__Set exercise__
Rewrite the items as a two-column Markdown table headed "Row" and "Line", with one numbered row per line. Start at the line containing "Give me the", continue through the line containing "353, 630, 369]", skip blank lines, and omit the pictures.

__Extracted data__
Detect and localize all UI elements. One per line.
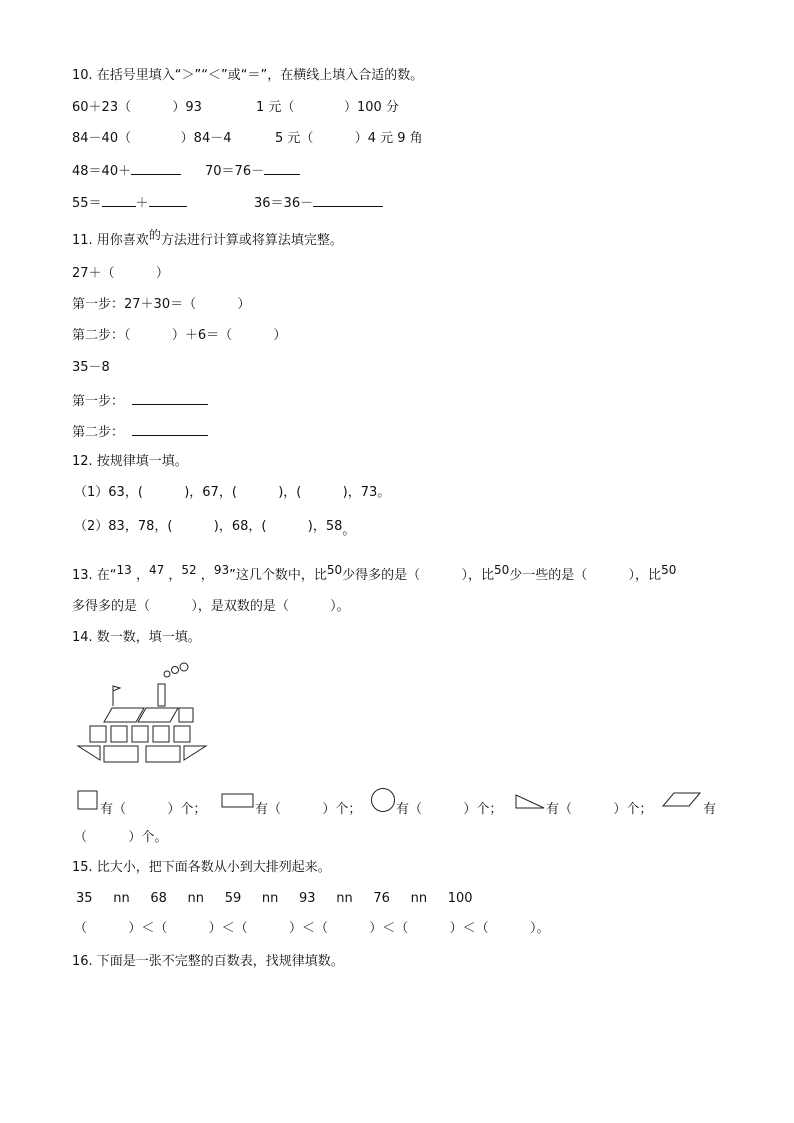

--

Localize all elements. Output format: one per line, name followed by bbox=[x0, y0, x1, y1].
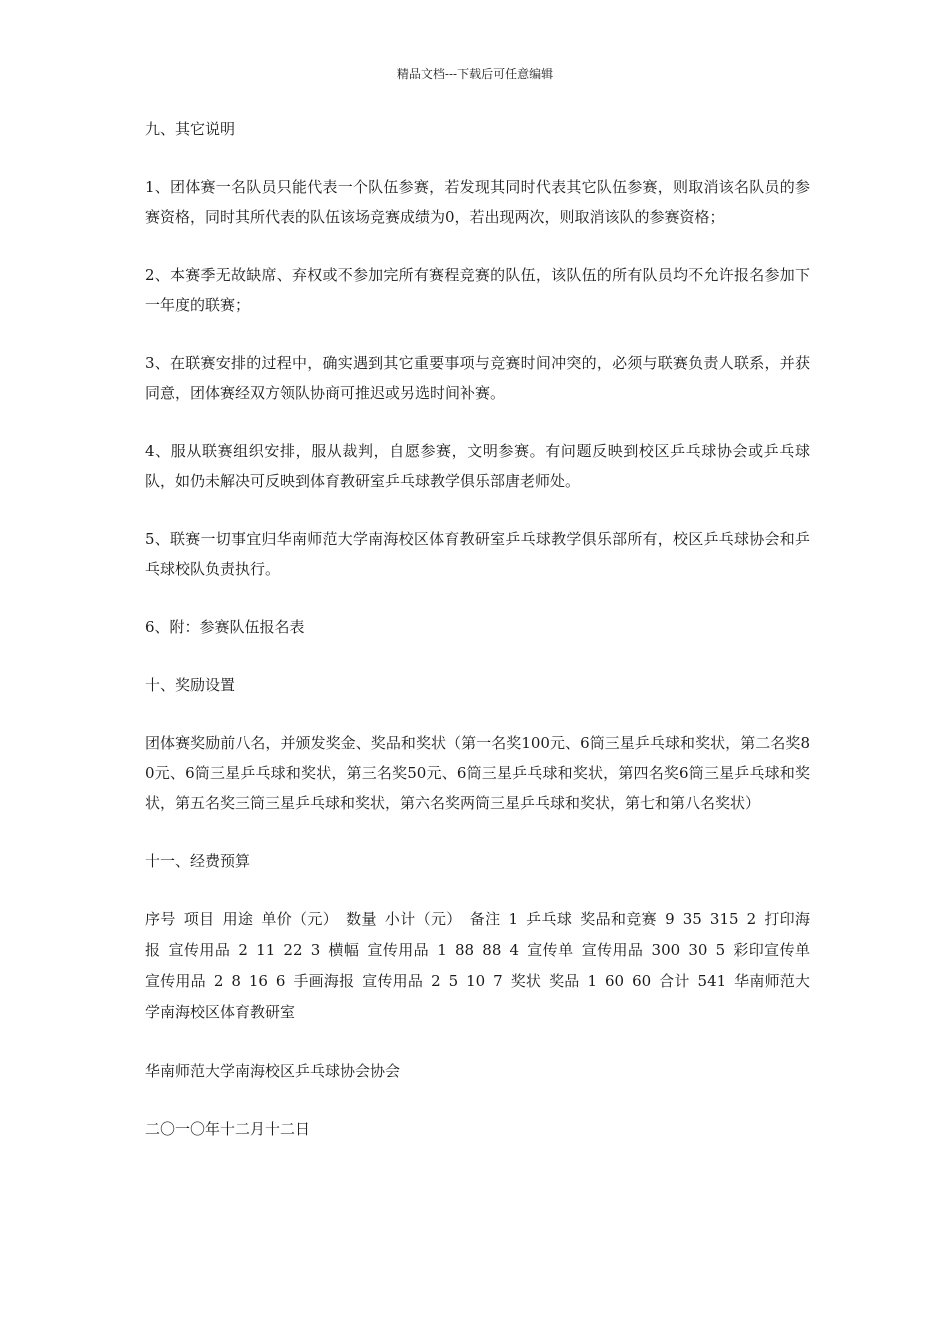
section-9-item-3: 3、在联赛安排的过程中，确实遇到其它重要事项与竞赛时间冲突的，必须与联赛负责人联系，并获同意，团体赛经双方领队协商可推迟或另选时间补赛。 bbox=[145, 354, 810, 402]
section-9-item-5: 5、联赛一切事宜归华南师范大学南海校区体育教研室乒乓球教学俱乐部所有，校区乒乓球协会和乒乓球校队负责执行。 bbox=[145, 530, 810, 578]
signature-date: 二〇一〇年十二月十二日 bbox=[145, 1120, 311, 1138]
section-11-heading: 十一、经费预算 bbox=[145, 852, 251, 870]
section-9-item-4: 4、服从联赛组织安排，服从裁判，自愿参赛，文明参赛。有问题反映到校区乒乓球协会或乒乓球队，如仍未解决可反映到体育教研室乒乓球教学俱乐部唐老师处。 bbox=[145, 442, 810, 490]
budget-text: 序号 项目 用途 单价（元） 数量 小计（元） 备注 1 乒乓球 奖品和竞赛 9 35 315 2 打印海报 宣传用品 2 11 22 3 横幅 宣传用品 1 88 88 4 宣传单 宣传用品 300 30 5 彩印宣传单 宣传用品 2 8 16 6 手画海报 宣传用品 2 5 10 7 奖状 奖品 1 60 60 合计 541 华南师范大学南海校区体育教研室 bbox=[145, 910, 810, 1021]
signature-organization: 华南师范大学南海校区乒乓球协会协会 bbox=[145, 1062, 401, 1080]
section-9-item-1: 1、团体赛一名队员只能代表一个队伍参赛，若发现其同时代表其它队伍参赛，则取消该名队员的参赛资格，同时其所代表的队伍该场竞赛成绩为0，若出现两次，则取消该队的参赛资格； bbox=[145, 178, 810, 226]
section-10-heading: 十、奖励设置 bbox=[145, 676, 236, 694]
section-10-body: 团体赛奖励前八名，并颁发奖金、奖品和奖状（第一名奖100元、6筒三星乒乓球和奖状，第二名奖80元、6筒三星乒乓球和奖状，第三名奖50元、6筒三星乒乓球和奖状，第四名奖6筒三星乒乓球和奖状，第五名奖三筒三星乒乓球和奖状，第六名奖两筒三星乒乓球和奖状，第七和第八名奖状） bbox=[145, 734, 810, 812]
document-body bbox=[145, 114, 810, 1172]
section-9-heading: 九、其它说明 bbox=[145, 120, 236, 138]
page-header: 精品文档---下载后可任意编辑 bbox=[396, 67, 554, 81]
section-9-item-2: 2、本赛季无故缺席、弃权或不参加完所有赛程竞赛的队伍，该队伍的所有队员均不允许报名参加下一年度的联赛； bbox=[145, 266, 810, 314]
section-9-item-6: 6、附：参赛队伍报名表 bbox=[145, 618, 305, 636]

==

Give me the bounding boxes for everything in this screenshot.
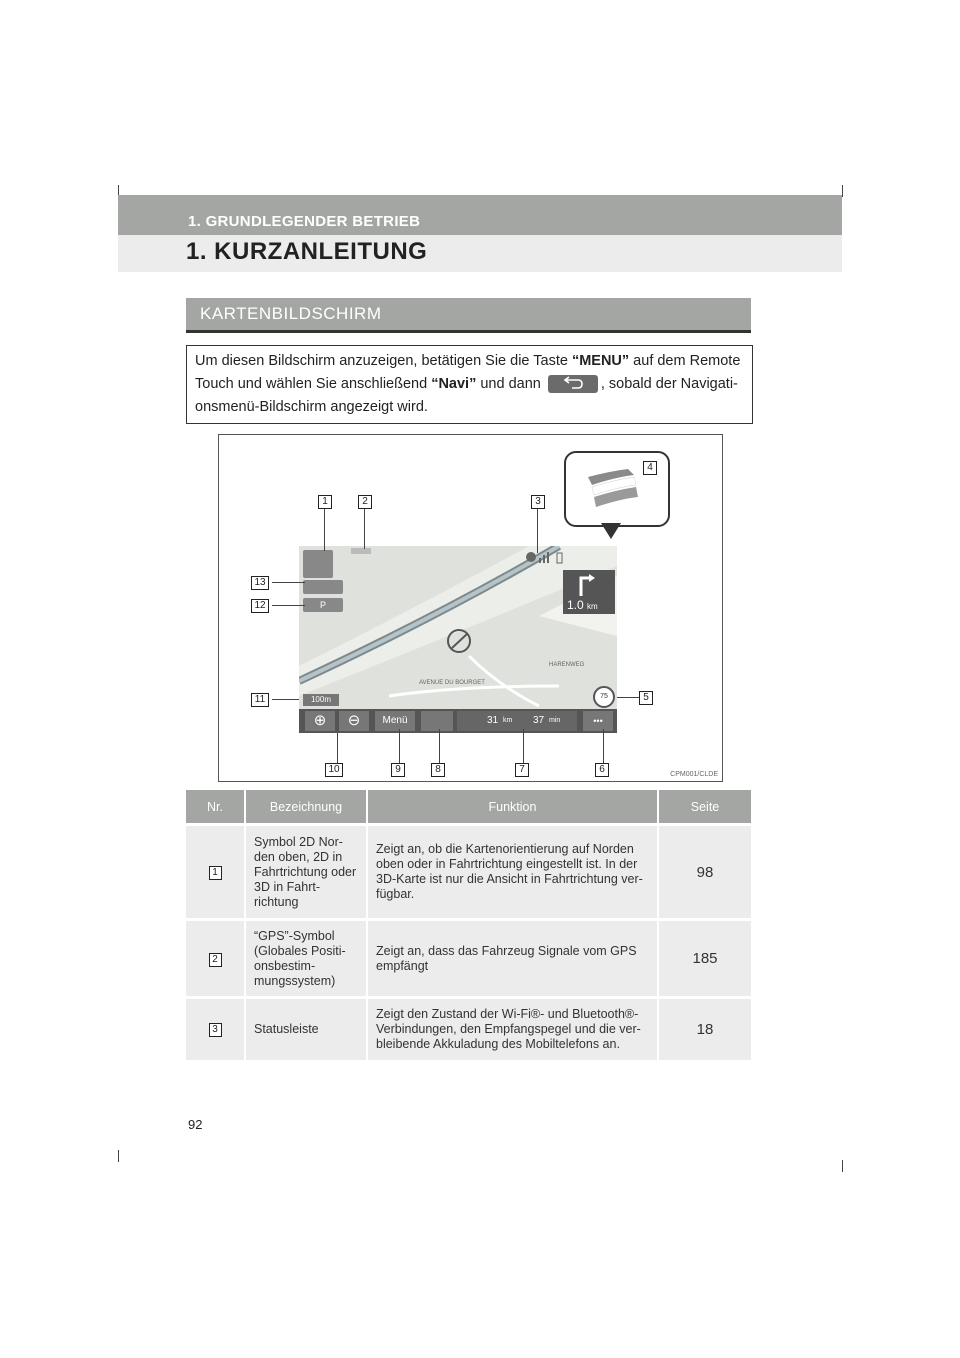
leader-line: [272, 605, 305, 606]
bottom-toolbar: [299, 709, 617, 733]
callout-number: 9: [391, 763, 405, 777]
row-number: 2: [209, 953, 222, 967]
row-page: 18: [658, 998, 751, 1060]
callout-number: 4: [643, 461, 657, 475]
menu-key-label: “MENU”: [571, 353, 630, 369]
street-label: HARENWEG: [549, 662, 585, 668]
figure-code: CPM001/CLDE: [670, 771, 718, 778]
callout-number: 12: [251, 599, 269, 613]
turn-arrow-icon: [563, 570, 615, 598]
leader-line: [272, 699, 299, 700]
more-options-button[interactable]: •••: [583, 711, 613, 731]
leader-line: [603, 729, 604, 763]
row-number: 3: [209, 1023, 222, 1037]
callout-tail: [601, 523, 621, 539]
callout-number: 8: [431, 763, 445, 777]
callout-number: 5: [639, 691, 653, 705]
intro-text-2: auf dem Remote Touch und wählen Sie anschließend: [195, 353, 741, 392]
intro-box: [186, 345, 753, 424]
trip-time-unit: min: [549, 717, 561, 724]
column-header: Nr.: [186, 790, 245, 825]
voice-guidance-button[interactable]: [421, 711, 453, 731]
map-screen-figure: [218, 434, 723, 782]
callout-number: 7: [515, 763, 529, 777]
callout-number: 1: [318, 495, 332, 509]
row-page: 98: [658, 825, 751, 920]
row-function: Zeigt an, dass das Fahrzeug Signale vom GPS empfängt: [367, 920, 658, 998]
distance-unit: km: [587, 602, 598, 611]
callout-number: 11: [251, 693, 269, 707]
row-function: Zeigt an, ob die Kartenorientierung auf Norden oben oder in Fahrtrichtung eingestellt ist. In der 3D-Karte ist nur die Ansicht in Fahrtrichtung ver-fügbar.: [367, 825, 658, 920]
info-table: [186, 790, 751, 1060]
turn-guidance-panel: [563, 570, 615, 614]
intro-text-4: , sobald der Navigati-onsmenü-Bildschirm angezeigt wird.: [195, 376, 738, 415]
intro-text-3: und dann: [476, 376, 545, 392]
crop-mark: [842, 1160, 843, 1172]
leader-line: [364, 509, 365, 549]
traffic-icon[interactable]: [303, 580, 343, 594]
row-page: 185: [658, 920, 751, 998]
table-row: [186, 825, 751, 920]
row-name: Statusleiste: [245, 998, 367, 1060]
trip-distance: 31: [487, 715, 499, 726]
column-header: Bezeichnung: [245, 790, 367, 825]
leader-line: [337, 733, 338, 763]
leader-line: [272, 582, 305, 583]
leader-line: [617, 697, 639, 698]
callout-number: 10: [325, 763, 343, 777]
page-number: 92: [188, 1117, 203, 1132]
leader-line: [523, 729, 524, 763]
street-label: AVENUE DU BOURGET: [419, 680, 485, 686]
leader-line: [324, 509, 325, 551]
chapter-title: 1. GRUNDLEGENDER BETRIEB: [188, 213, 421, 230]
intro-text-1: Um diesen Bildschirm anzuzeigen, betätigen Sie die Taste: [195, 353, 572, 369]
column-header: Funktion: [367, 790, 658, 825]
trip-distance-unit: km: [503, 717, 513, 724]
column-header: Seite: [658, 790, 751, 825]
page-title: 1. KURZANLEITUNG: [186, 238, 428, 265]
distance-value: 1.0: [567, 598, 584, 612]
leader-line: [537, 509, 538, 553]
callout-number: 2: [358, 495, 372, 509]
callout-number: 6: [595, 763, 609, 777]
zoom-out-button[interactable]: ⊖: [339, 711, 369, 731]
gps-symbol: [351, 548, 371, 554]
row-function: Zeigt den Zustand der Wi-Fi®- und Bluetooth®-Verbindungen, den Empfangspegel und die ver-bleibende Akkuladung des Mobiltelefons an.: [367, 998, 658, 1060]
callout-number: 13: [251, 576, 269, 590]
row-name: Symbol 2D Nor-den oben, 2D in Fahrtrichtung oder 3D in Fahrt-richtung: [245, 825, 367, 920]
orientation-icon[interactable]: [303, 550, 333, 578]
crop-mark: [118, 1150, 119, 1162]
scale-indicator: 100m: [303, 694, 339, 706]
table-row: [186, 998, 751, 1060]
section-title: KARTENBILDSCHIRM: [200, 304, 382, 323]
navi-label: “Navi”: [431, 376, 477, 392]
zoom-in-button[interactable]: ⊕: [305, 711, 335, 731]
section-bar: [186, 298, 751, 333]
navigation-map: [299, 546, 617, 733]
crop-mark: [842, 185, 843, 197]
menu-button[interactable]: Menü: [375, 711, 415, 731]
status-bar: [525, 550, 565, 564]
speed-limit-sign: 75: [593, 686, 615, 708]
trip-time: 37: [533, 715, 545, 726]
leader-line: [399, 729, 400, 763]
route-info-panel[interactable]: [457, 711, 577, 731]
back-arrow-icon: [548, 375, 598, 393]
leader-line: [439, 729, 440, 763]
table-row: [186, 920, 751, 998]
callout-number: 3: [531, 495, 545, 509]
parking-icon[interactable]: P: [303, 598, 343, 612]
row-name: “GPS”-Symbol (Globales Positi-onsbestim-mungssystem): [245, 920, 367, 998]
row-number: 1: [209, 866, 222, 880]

__Response__
| Row | Line |
|---|---|
| 1 | Give me the bounding boxes for everything in this screenshot. |
| 2 | leader-line: [272, 605, 305, 606] |
| 3 | bottom-toolbar: [299, 709, 617, 733] |
| 4 | callout-number: 9: [391, 763, 405, 777] |
| 5 | row-number: 2: [209, 953, 222, 967] |
| 6 | row-page: 18: [658, 998, 751, 1060] |
| 7 | callout-number: 4: [643, 461, 657, 475] |
| 8 | menu-key-label: “MENU”: [571, 353, 630, 369] |